### WHAT TO WORK ON:
State only the number of lines that contain the string "image".

### STORED DATA:
* * * *

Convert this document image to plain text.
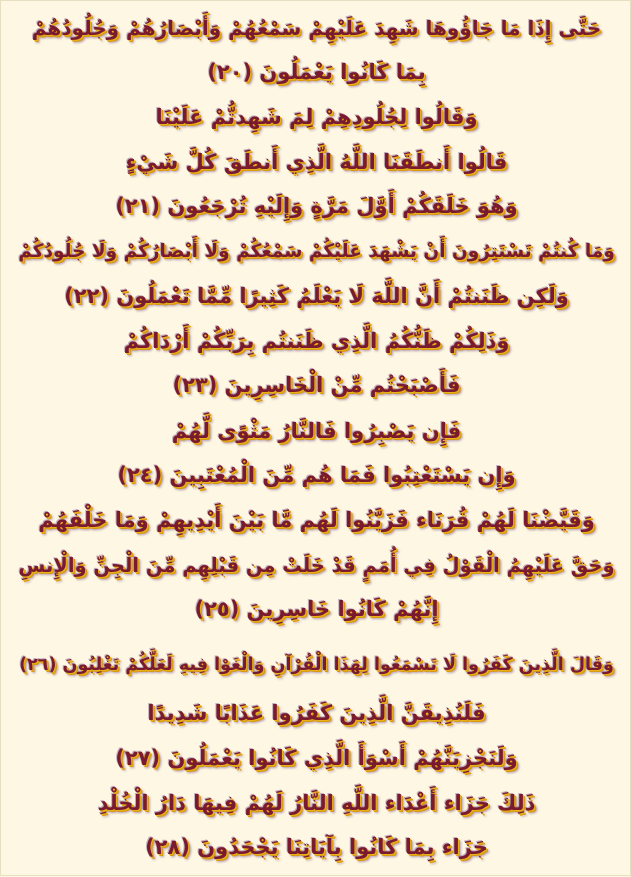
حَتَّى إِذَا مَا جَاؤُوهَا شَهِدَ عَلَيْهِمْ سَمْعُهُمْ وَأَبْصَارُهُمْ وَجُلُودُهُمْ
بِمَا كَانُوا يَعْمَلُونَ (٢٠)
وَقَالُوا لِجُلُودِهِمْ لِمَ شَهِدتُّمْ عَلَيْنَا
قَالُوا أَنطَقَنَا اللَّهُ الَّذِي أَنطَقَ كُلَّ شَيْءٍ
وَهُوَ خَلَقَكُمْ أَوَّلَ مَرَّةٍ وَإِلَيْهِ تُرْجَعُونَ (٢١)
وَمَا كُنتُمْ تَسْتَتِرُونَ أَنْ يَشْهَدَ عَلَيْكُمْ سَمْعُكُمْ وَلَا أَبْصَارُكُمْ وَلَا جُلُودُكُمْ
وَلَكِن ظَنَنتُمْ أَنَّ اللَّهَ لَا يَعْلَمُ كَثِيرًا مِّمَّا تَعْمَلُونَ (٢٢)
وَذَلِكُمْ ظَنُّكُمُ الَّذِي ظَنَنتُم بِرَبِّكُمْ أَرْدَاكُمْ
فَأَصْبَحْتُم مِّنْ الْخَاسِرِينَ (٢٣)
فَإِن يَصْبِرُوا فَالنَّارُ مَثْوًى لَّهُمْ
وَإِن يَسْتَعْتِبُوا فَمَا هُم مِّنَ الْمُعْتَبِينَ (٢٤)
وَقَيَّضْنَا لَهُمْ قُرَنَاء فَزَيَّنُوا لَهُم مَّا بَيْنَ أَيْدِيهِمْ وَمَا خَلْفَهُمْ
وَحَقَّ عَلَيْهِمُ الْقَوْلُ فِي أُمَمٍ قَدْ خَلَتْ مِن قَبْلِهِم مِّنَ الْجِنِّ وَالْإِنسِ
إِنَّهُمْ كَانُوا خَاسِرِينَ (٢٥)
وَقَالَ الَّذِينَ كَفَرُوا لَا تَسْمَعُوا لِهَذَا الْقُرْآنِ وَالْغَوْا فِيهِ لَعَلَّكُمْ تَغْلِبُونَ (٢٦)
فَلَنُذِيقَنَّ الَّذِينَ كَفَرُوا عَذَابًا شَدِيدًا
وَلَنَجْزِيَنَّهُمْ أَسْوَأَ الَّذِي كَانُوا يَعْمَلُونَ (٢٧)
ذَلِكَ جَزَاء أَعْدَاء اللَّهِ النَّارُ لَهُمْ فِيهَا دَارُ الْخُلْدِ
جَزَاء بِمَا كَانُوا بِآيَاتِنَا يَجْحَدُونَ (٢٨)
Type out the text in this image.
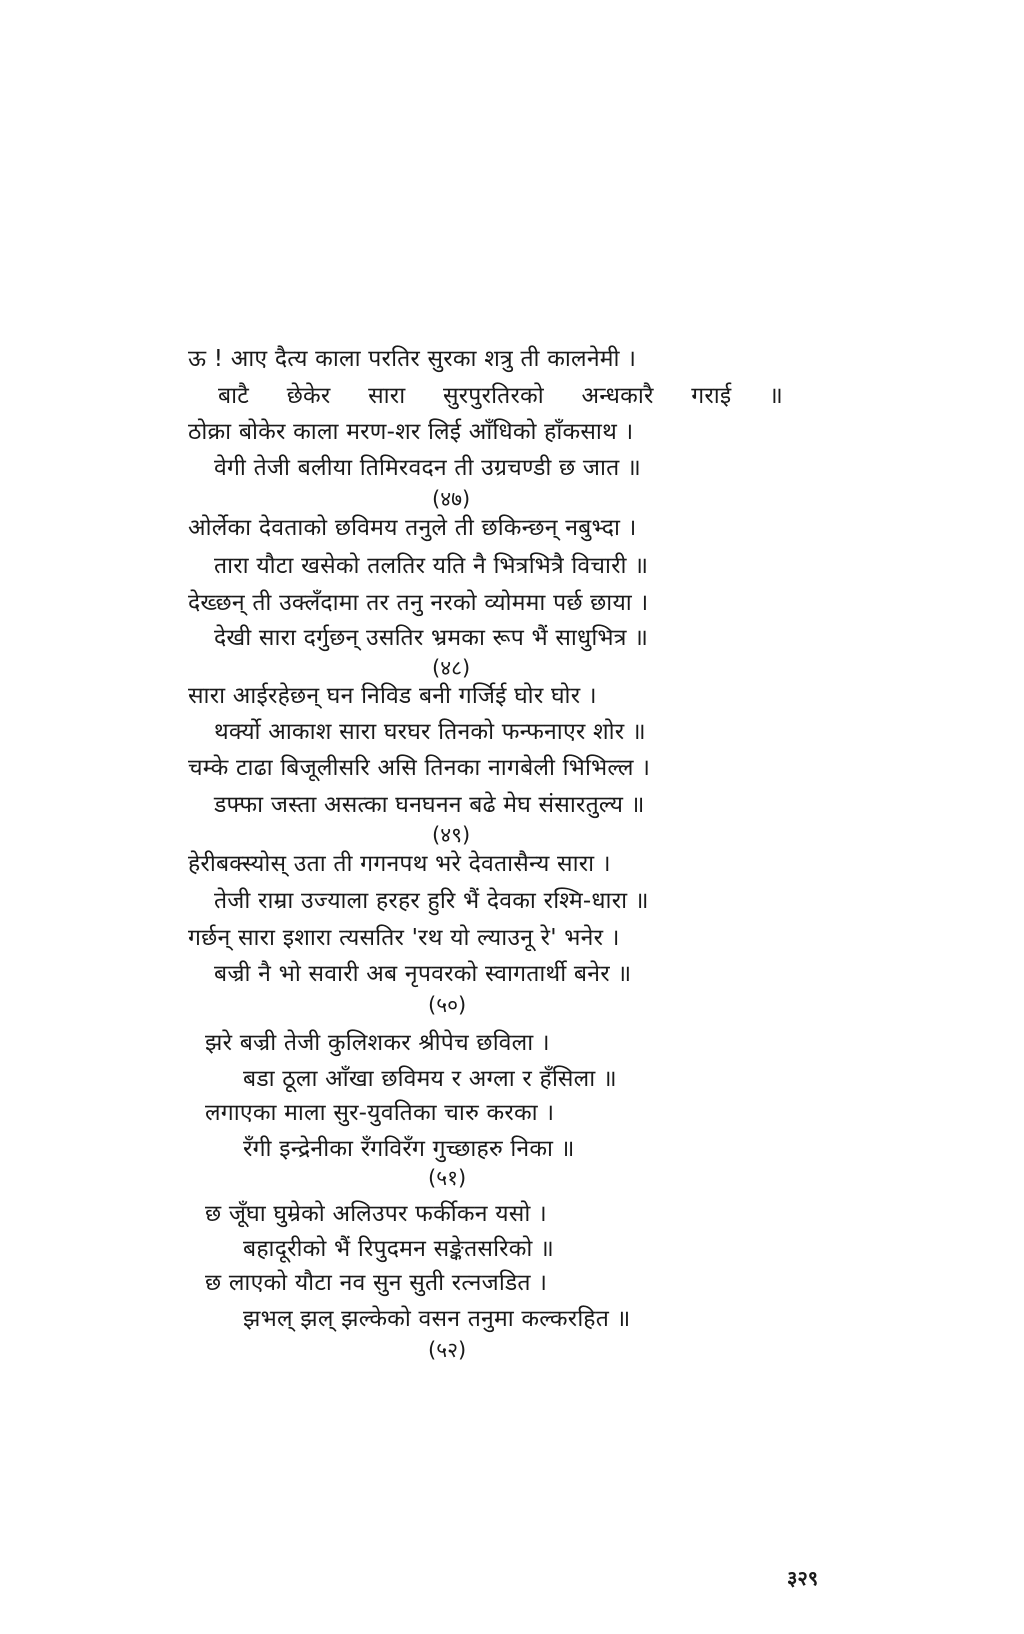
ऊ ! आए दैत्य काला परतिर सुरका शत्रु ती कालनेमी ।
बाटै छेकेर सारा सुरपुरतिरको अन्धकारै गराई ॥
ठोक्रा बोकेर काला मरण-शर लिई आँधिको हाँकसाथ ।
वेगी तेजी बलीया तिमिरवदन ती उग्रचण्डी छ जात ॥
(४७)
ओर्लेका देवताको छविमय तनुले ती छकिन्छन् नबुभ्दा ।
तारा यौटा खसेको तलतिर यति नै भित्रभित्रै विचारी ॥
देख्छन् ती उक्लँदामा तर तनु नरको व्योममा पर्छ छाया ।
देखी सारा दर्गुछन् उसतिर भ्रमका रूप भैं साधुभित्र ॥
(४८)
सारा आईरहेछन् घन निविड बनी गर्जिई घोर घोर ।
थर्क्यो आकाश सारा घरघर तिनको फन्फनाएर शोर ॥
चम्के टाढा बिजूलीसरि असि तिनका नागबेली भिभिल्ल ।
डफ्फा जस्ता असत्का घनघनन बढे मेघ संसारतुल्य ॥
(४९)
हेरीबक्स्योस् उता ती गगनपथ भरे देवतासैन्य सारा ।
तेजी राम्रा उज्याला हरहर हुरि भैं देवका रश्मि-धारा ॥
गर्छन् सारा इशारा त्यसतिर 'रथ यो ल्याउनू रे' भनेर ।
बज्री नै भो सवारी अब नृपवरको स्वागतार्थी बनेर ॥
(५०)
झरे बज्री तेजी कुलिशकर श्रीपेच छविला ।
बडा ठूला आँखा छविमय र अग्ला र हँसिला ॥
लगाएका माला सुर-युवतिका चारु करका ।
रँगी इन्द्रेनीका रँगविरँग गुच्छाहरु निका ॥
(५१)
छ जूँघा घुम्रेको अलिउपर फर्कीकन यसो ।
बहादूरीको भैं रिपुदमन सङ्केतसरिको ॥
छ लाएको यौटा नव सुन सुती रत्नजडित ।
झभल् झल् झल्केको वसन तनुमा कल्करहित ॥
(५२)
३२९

* * * *

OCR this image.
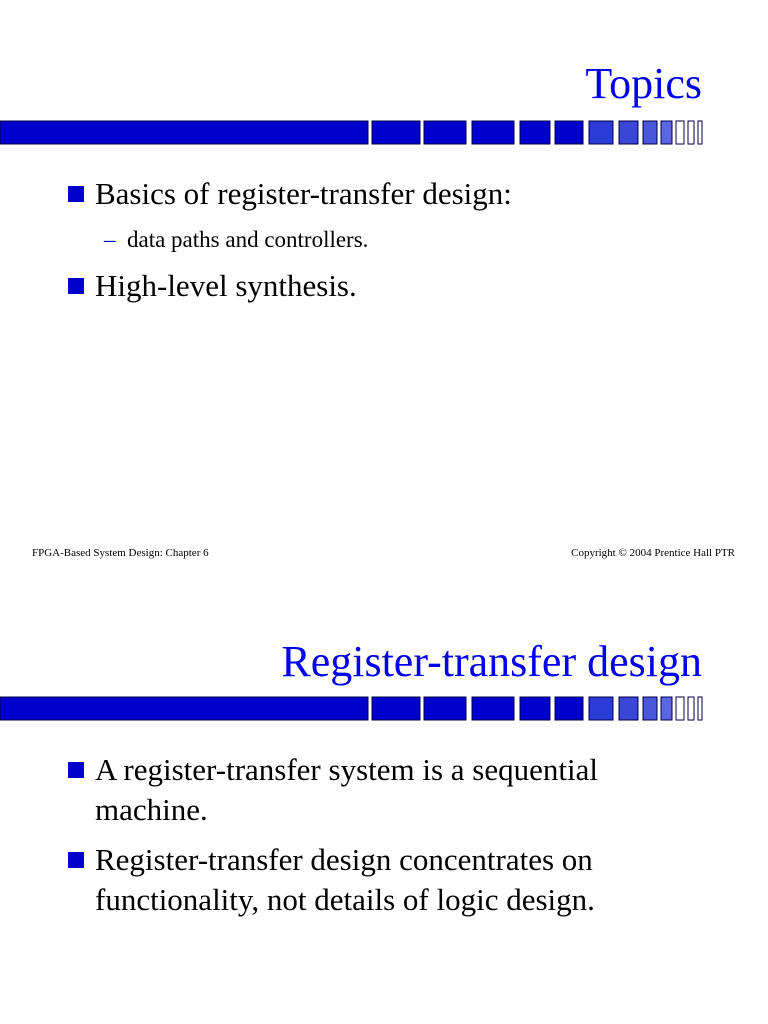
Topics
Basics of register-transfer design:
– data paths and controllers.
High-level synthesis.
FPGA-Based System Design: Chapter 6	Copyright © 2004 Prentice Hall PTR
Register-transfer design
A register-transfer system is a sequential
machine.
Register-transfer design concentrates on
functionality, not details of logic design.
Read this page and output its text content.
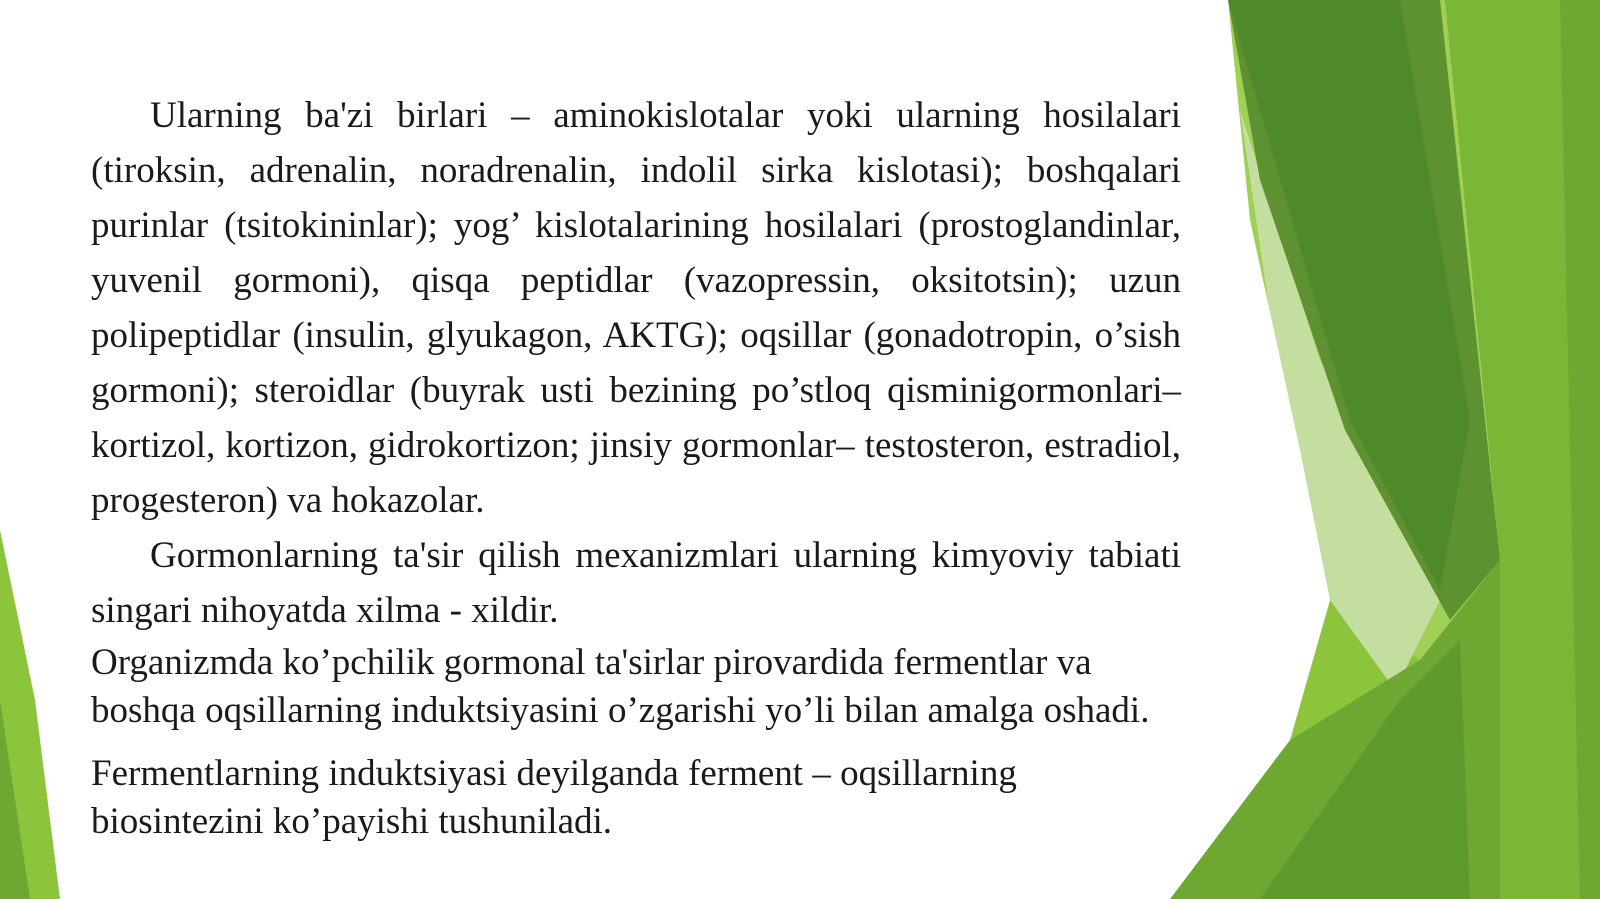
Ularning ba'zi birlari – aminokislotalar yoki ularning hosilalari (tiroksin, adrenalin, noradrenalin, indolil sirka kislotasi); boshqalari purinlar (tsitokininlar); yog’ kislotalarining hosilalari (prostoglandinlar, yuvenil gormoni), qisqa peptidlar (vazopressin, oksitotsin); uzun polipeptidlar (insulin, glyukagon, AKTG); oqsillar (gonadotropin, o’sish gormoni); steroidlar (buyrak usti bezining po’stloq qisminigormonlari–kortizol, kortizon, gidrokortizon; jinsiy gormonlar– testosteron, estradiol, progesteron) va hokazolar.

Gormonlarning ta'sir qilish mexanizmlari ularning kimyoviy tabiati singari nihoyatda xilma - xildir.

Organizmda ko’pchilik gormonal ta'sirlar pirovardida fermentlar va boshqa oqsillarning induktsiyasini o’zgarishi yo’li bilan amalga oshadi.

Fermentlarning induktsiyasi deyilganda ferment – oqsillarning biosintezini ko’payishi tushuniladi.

* * * *

### RESULT OF THIS TASK:
3